AIM OF THE TASK: Report how many lines of the entries below contain the word "with", and nothing more.

SOURCE RECORDS:

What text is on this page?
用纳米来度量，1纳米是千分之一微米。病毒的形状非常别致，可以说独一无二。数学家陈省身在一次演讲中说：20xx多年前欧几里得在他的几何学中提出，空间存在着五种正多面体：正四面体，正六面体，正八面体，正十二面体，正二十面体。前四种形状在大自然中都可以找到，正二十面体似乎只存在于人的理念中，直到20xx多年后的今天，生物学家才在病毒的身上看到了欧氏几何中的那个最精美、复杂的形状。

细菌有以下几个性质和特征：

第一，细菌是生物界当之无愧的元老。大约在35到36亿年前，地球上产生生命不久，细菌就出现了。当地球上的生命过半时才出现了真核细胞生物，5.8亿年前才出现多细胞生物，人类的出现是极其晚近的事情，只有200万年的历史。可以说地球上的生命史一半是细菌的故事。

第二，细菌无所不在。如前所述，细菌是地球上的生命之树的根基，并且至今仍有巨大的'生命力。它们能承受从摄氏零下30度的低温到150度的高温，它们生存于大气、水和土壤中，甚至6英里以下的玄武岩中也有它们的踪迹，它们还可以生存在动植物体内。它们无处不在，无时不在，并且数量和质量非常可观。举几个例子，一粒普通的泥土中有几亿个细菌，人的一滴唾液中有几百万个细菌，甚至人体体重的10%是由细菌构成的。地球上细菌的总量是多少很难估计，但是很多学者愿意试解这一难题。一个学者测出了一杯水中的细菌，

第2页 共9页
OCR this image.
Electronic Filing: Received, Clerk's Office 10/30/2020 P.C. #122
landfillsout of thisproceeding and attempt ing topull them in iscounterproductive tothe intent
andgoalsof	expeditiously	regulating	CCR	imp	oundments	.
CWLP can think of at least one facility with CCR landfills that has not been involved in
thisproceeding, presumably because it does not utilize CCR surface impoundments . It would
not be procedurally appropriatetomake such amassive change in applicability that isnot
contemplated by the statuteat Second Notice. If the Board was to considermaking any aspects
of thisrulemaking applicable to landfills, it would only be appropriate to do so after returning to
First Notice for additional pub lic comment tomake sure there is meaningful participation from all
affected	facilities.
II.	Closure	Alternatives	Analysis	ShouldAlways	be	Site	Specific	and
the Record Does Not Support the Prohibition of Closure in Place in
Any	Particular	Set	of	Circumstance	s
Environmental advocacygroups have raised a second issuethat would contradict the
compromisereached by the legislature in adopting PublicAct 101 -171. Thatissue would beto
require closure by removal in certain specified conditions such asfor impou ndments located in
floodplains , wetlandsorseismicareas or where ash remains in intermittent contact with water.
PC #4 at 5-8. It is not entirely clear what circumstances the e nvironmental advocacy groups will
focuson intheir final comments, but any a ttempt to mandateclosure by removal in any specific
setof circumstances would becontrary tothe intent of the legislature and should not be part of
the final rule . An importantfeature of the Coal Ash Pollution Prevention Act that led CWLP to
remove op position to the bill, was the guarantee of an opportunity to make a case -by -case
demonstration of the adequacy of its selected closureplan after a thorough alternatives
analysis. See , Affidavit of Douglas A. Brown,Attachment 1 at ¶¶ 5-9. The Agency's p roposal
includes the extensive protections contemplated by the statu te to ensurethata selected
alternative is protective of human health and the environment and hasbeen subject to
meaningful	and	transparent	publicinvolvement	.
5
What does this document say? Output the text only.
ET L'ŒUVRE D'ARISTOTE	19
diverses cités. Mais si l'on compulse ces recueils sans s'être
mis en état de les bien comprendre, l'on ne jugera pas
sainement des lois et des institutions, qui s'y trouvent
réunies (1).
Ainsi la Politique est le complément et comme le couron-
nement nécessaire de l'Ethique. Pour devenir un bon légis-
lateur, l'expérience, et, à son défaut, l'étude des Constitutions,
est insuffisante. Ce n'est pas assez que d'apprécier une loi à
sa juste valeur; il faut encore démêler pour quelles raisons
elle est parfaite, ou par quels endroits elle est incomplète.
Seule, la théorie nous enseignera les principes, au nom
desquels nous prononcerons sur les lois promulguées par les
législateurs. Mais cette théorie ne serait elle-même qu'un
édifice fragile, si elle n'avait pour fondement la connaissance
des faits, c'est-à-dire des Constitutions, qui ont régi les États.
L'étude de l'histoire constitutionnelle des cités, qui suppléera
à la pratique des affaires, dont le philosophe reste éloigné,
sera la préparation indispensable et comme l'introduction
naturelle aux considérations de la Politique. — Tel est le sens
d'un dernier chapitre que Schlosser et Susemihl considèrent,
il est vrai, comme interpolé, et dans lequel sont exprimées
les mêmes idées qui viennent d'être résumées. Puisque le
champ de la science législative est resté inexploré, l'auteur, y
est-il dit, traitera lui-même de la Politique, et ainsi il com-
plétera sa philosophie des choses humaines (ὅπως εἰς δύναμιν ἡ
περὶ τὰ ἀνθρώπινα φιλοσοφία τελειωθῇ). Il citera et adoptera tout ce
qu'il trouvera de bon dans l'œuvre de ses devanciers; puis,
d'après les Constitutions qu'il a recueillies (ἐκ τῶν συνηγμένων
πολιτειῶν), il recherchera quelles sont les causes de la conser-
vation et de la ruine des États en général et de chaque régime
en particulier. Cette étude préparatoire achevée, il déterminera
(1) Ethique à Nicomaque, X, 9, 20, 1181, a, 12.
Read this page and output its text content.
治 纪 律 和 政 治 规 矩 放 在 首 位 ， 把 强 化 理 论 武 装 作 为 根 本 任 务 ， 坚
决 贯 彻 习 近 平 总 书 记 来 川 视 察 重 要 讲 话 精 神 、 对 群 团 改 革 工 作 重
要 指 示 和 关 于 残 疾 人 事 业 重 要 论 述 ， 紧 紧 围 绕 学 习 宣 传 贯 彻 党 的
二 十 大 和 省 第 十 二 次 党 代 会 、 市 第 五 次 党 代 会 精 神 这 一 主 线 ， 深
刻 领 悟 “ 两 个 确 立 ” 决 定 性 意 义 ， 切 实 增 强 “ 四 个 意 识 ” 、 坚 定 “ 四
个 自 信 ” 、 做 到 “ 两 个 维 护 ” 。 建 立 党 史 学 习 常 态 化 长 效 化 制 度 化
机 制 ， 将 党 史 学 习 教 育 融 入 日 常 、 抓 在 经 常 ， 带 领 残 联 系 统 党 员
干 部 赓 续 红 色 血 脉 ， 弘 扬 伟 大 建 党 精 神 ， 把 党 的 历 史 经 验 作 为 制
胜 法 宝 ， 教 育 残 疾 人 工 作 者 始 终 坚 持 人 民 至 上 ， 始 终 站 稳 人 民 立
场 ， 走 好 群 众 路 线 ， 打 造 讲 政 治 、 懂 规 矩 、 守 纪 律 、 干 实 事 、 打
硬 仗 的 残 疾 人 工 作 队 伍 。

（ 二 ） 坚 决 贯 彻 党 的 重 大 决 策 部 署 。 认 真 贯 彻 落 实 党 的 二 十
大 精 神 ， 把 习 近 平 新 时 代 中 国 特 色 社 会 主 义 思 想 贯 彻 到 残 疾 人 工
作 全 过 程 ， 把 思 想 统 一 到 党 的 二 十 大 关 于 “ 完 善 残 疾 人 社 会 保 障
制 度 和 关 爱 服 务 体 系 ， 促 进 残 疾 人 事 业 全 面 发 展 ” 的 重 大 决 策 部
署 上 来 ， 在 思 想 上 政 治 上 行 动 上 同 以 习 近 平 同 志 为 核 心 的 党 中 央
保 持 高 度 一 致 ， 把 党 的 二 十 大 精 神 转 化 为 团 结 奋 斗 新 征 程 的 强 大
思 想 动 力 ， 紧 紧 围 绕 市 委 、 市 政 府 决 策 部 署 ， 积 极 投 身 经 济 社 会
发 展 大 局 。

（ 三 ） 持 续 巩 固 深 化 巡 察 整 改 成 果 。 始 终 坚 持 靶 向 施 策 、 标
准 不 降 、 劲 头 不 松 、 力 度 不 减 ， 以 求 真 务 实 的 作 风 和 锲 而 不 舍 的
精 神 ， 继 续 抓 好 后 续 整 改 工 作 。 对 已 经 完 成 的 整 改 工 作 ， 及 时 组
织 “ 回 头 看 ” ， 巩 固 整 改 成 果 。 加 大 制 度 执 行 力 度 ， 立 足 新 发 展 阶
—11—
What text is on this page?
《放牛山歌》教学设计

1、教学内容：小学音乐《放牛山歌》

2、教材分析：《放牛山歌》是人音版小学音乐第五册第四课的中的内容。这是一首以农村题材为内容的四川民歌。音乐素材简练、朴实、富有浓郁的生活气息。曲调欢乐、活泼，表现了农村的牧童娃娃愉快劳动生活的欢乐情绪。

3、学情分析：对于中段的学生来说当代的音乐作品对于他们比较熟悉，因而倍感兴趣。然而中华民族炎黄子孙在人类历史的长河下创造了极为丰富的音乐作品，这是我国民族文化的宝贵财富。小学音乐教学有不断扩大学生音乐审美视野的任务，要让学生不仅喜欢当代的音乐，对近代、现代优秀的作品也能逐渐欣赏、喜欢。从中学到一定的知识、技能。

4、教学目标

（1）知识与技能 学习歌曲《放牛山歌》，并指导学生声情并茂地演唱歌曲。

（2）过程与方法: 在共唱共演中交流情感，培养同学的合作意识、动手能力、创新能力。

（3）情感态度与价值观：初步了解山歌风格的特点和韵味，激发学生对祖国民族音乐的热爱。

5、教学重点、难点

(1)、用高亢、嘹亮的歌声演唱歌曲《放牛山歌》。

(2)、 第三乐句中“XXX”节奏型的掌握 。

ANSWER TO THIS EXERCISE: 2